WHAT IS EXPECTED:
Search the material and gather each line with "対面会場から配信" in it.

SUPPLIED RECORDS:
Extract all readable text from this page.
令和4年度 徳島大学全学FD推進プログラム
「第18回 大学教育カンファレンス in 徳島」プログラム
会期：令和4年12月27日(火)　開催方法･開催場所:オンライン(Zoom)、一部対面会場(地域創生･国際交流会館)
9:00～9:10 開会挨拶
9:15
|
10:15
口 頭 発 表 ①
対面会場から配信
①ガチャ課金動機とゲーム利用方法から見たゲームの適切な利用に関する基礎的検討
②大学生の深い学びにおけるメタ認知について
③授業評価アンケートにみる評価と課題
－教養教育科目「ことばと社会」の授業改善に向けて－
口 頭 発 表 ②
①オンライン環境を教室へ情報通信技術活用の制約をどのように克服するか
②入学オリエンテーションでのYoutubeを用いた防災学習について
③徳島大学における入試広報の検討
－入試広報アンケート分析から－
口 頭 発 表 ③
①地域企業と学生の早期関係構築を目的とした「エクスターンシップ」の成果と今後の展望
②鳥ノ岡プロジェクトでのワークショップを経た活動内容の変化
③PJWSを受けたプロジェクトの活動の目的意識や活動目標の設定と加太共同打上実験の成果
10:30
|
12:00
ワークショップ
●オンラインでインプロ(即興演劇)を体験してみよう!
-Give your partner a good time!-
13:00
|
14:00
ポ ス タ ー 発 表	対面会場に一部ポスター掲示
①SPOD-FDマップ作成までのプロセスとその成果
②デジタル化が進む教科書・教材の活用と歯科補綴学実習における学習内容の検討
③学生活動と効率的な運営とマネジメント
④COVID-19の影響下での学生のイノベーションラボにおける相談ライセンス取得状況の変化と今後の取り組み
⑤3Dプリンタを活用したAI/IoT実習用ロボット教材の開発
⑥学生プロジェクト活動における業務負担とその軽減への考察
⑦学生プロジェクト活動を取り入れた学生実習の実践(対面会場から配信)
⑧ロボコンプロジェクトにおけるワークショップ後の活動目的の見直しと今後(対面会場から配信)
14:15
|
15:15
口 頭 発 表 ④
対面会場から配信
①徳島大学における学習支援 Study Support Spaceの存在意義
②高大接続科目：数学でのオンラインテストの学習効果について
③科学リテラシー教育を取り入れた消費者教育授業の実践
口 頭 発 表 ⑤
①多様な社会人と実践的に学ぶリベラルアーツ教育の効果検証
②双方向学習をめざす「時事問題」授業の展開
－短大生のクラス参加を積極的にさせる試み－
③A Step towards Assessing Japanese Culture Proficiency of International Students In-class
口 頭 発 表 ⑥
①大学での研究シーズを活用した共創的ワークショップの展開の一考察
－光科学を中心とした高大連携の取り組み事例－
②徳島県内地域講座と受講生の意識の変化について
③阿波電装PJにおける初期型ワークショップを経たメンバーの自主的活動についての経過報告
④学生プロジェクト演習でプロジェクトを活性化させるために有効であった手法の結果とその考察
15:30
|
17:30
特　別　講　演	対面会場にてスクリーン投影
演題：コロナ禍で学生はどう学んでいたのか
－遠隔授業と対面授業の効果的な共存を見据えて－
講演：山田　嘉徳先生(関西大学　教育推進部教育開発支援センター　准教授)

SOLVED EXERCISE:
対面会場から配信
⑦学生プロジェクト活動を取り入れた学生実習の実践(対面会場から配信)
⑧ロボコンプロジェクトにおけるワークショップ後の活動目的の見直しと今後(対面会場から配信)
対面会場から配信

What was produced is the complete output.